══ Kaynak Metin

İslamcı siyasetin geldiği nokta
Çarşamba, Nisan 04, 2012
Dünkü yazımızda Hrant Dink’i de şehit ilan etmeye çalışan AKP zihniyetinin iç yüzünü irdelemeye çalışmıştık. Bugün bu konuya devam edeceğiz.
Dünkü yazımın ardından Başbakan Erdoğan, (4+4+4) eğitim yasasının Mecliste kabul edilmesini milletvekillerine yaptığı konuşmayla kutluyordu. Erdoğan bu konuşmasında şöyle diyordu: “28 Şubat’ta şu karar çıkmadı mı? ‘15 yaşına kadar mahalle camine bile çocuğunu gönderemezsin.’ Mahalle camine çocuğumu gönderemeyeceğim ne demek. Beni rahmetli babam mahalle camindeki Ali hocaya teslim etti. Onun dizini dibinde yetiştim. Hem ilkokula gittim hem oraya gittim. Çok şey kazandım. Burada cebir şiddet yok. Ama sen ne yapıyorsun cebir ve şiddetle yasaklıyorsun.”
Erdoğan “din ve Kuran” merkezli konuşmasına şöyle devam ediyordu:
“Kılıçdaroğlu diyor ki: ‘Kutsal kitabımız hepimizin baş tacıdır. Onu evlerimizin en güzel yerine asarız. Annelerimiz oyalı kılıflarla süsler elimize besmeleyle alırız.’ İşte bunların Kuran anlayışı bu. Ama istiklal şairimiz Mehmet Akif’in tanımlaması çok güzel. ‘Ya açar bakarız Nazmı Celil’in yaprağına, ya üfler geçeriz bir ölünün toprağına. İnmemiştir Kuran bunu hakkı ile bilin, ne mezarda okunmak, ne de fal bakmak için’ İşte Akif’teki anlayış bu, Sayın Kılıçdaroğlu’ndaki anlayış bu. Neyse yine de süslü kılıflarla evin bir köşesinde duruyormuş. Bunlar duvarda kılıfı içinde duran kitapta hiçbir zaman korkmadılar. Bunlar o kitabın okunmasından okutulmasından ve anlaşılmasından korktular. Tarihleri boyunca Kuran’ı Kerim’i bir süs olarak haşa tarihi bir eser olarak görmek istediler. İş onun okutulmasına, öğrenilmesine gelince bütün yolları kapadılar. İşte dün TBMM’de o kapanan yollar açılmış, o yollardaki engeller kaldırılmıştır. Kuran-ı Kerim’i duvarlarda kılıfının içine hapsetme girişimi millet eliyle bozulmuş, bu bozuk zihniyet millet nezdinden bir kez daha mahkum edilmiştir.”
Başbakanımız böylece dine, Kuran’a nasıl sahip çıktığını, Kuran’ı evin bir köşesinde raf içinde tutan zihniyet yerine “okunup anlaşılmasına” izin veren bir iktidar olduklarını anlatıyor.

════
══ Verilen Veriler

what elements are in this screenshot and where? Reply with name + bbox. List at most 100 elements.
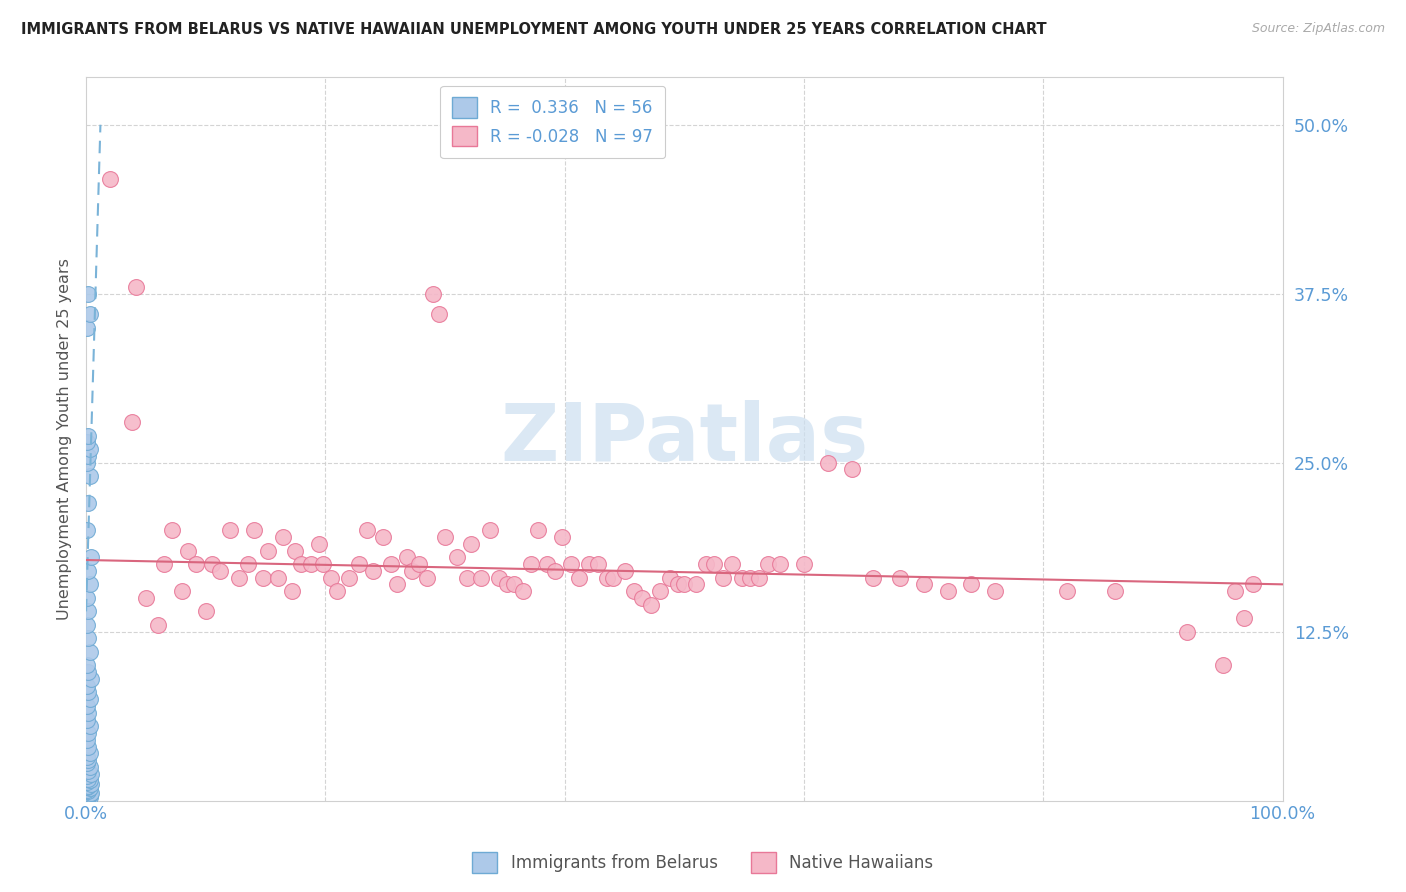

════

▶ [Göreviniz]
Yukarıdaki kaynak metinden "İslamcı siyasetin geldiği" ile başlayıp "konuya devam edeceğiz." ile biten bölümü birebir aktarın.

▶ [Çözüm]
İslamcı siyasetin geldiği nokta
Çarşamba, Nisan 04, 2012
Dünkü yazımızda Hrant Dink’i de şehit ilan etmeye çalışan AKP zihniyetinin iç yüzünü irdelemeye çalışmıştık. Bugün bu konuya devam edeceğiz.